→ **Data entries for graphics**:

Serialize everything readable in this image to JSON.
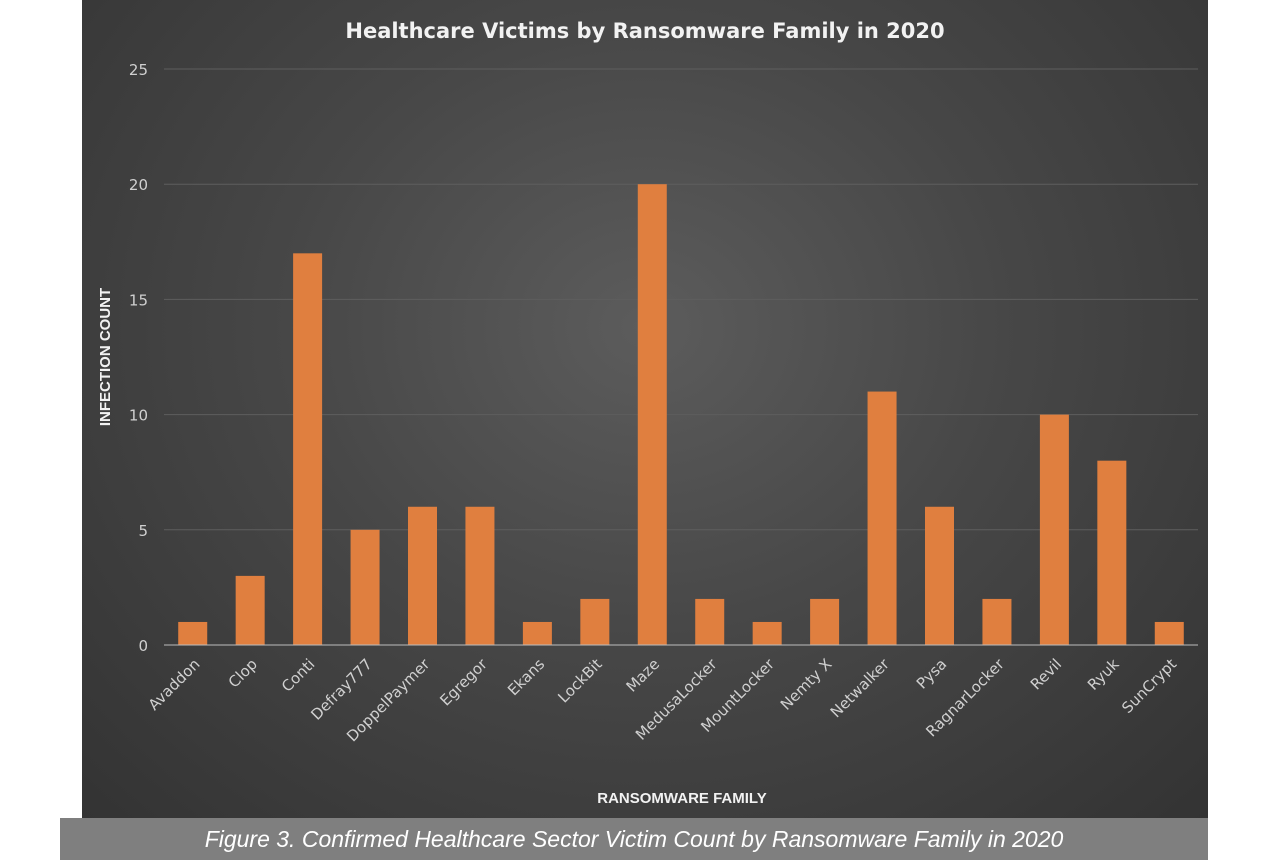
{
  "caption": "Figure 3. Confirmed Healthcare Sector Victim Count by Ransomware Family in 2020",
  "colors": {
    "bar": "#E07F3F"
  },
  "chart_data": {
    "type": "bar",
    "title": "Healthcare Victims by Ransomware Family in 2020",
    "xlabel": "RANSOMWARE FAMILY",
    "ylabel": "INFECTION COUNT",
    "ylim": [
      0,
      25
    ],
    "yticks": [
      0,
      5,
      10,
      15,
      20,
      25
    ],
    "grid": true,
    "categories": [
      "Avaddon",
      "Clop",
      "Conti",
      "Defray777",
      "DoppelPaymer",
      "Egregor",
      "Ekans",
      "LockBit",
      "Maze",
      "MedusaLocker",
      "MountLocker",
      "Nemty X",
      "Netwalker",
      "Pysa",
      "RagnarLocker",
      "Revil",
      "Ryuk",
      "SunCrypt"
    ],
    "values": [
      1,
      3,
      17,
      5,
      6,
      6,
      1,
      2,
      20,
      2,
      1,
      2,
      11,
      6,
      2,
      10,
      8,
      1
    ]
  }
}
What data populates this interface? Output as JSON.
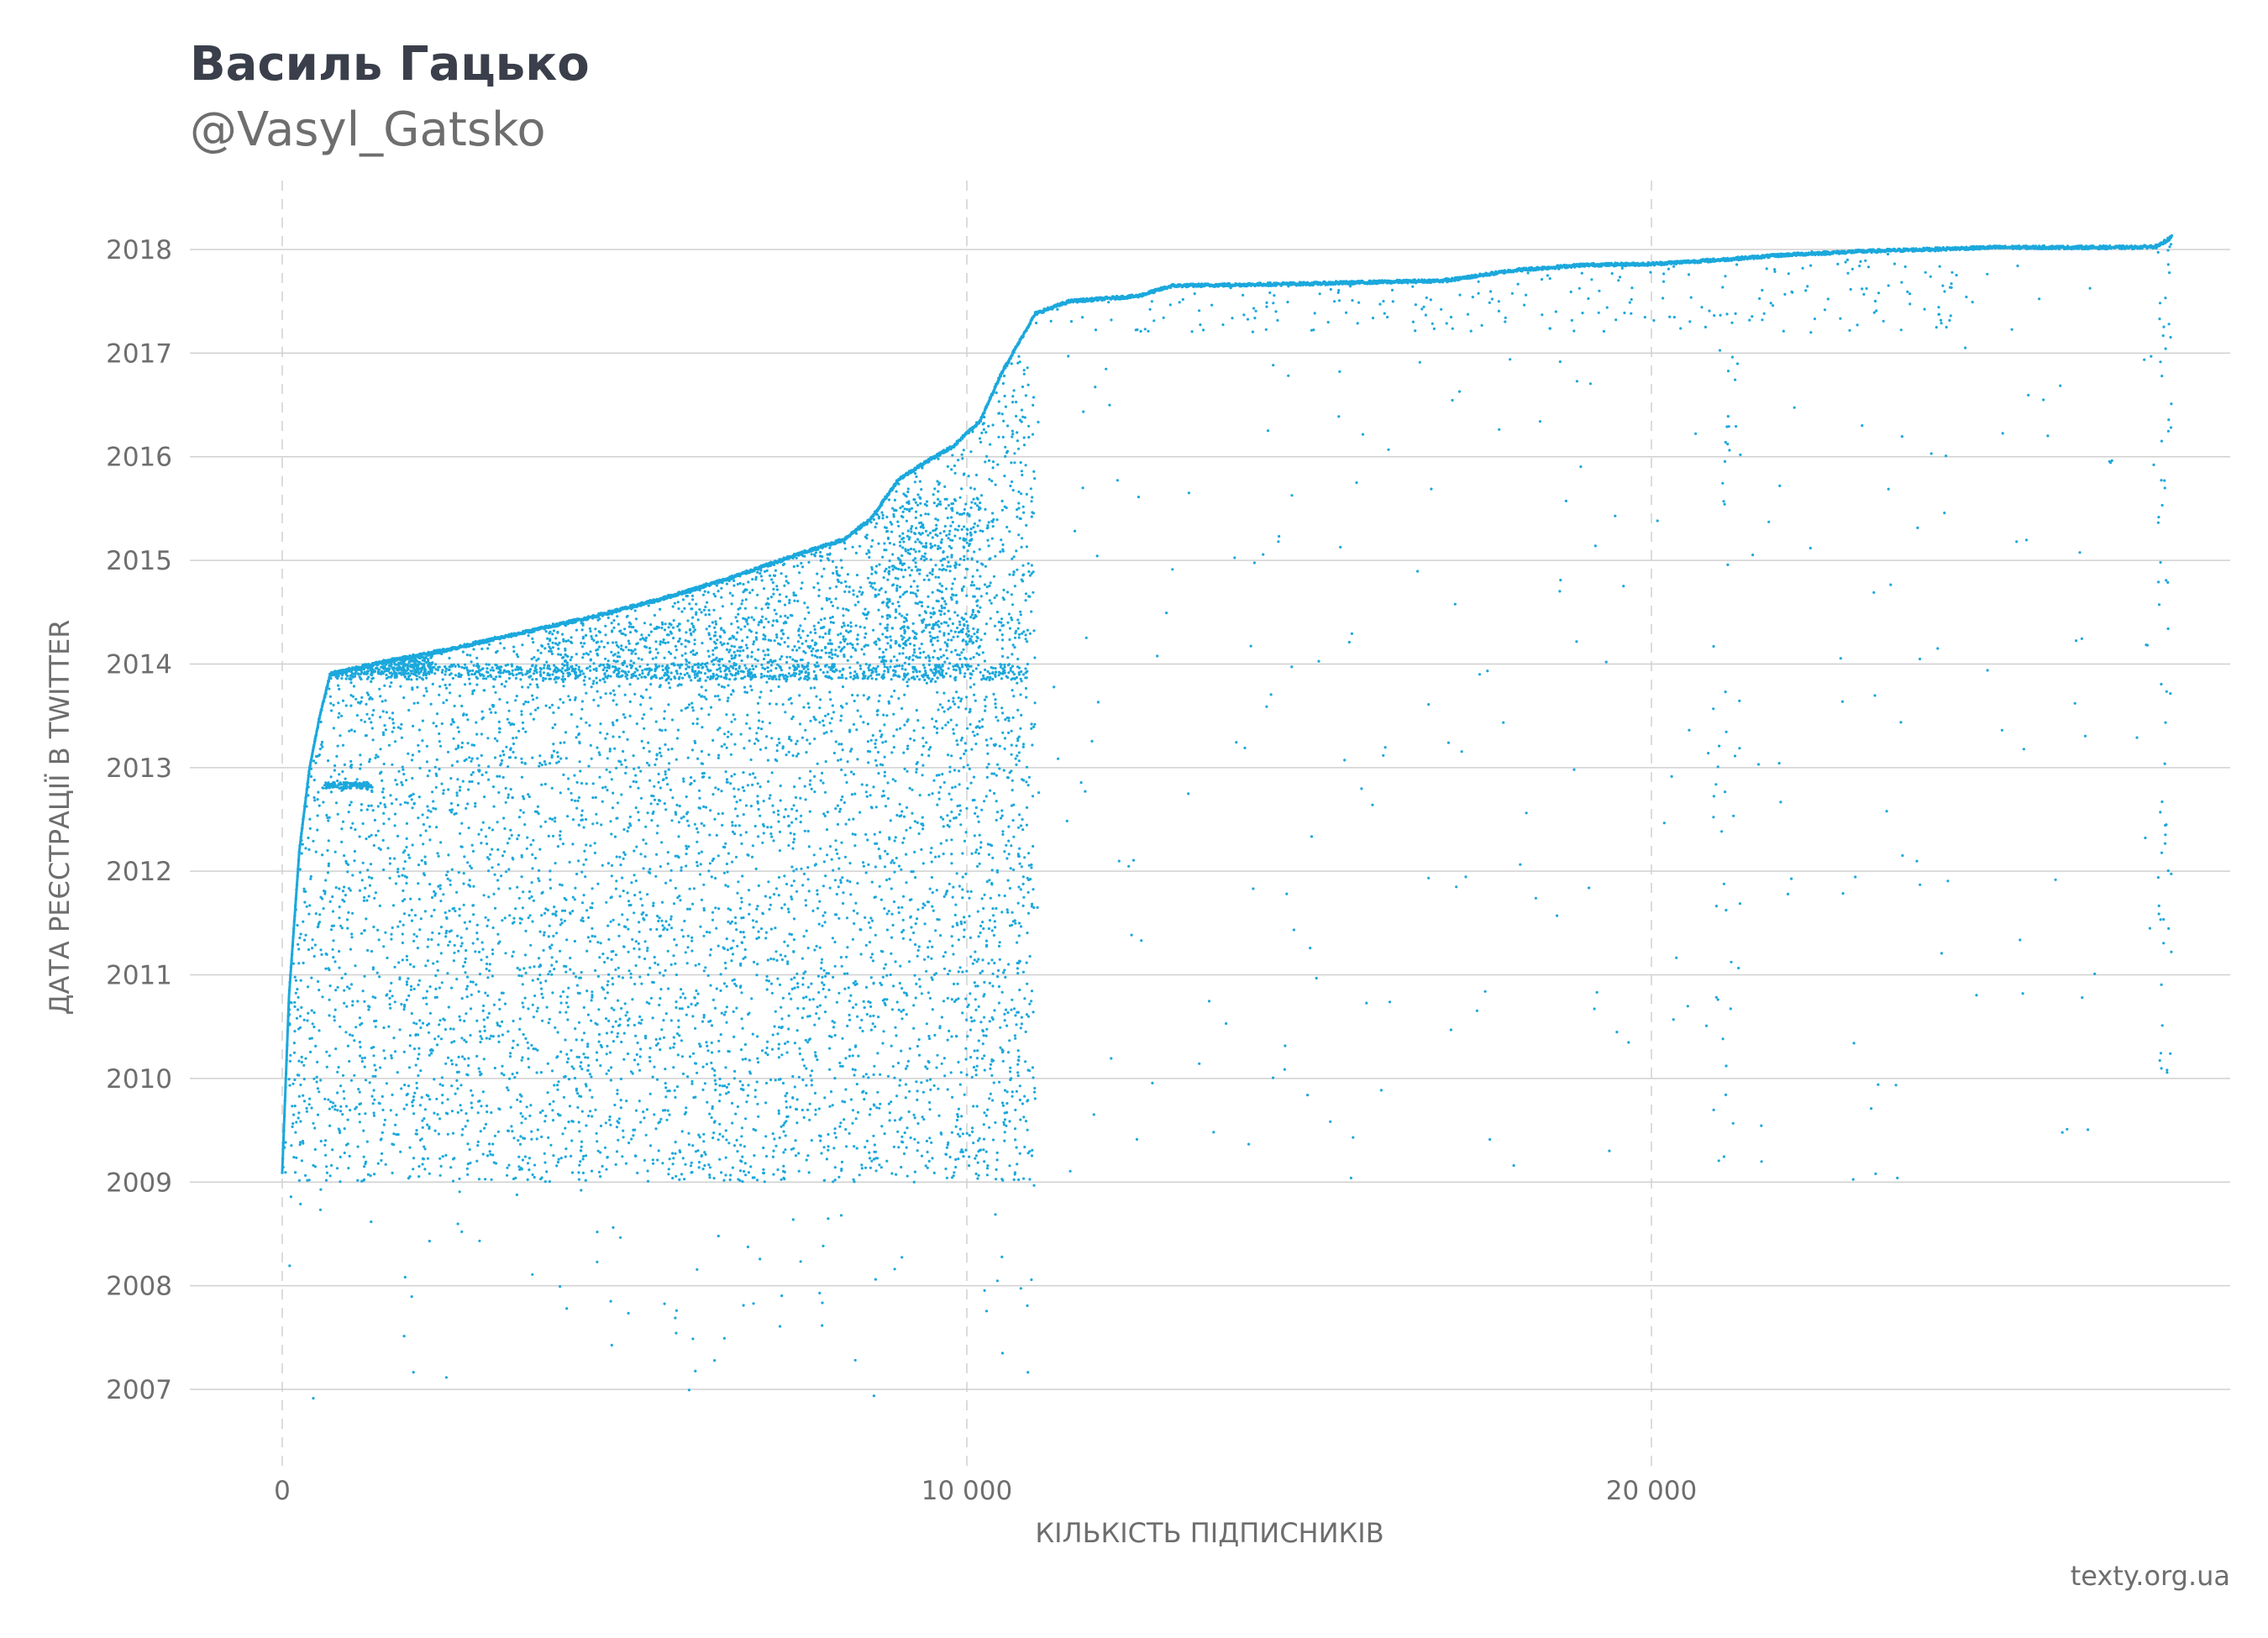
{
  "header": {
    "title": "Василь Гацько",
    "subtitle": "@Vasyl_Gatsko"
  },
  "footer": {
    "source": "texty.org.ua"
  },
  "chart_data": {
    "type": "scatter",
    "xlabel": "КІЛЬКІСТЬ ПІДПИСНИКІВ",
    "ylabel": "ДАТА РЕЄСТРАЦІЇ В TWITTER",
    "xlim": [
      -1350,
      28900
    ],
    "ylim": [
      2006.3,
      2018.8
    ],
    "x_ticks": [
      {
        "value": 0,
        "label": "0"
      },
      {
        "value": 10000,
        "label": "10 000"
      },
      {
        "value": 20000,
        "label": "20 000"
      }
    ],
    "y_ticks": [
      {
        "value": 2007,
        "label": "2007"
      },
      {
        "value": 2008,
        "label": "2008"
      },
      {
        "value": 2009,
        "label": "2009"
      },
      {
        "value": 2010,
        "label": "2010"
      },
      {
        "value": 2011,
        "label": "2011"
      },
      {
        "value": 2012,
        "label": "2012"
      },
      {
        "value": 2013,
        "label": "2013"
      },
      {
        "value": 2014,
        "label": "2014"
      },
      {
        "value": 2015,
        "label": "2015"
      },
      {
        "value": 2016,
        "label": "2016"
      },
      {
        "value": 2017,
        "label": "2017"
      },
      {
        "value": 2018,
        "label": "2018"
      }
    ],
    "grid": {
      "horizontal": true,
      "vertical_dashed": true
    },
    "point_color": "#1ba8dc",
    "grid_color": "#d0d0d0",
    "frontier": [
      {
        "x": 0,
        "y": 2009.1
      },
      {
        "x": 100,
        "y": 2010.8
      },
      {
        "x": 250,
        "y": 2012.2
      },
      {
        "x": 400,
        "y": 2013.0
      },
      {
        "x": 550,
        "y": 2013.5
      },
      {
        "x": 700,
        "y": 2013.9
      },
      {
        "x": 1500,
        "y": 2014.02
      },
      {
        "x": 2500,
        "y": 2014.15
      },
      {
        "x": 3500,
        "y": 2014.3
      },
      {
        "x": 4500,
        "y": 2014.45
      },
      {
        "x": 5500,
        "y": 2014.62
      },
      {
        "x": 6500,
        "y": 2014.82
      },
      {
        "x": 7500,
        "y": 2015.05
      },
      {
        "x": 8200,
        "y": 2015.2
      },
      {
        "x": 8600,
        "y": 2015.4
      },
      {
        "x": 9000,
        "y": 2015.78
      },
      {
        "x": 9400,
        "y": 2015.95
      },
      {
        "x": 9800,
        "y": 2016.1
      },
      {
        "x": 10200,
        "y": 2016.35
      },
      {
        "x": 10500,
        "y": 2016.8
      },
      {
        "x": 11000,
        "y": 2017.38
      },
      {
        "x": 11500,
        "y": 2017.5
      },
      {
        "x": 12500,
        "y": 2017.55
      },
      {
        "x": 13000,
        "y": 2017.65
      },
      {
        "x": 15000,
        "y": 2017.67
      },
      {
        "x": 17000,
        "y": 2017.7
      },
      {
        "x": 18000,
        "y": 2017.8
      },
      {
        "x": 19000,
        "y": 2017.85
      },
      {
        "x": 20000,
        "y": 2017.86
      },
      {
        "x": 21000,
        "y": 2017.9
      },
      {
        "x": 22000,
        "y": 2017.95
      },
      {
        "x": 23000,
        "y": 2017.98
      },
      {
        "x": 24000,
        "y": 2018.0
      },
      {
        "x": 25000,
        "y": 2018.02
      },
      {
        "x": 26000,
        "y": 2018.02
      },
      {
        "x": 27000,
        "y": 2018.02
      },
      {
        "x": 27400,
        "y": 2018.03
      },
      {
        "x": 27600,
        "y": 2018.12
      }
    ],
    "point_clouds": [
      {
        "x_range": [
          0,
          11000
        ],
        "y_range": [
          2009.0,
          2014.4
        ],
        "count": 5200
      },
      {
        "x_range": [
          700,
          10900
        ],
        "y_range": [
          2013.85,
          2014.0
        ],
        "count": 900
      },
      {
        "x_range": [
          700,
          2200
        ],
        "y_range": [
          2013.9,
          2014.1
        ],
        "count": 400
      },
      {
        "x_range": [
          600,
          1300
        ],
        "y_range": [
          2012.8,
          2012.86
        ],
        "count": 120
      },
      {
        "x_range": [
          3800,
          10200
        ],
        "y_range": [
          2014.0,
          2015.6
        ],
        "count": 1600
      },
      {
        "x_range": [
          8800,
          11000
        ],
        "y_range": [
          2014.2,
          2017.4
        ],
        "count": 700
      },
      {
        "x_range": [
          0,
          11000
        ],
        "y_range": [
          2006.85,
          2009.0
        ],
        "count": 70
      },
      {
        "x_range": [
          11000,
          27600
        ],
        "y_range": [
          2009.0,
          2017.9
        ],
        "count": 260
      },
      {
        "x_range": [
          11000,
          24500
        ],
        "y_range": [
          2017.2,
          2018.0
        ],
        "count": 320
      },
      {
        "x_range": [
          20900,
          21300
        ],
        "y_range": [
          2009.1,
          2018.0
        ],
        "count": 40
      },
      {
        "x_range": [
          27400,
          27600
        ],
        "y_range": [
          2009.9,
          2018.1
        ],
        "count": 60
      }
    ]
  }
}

→ **WORK TO BE COMPLETED**:
Copy out every line of the material above that mentions the word "this".

→ **EXERCISE OUTPUT**:
Serialize everything readable in this image to JSON.
What data populates this interface? Output as JSON.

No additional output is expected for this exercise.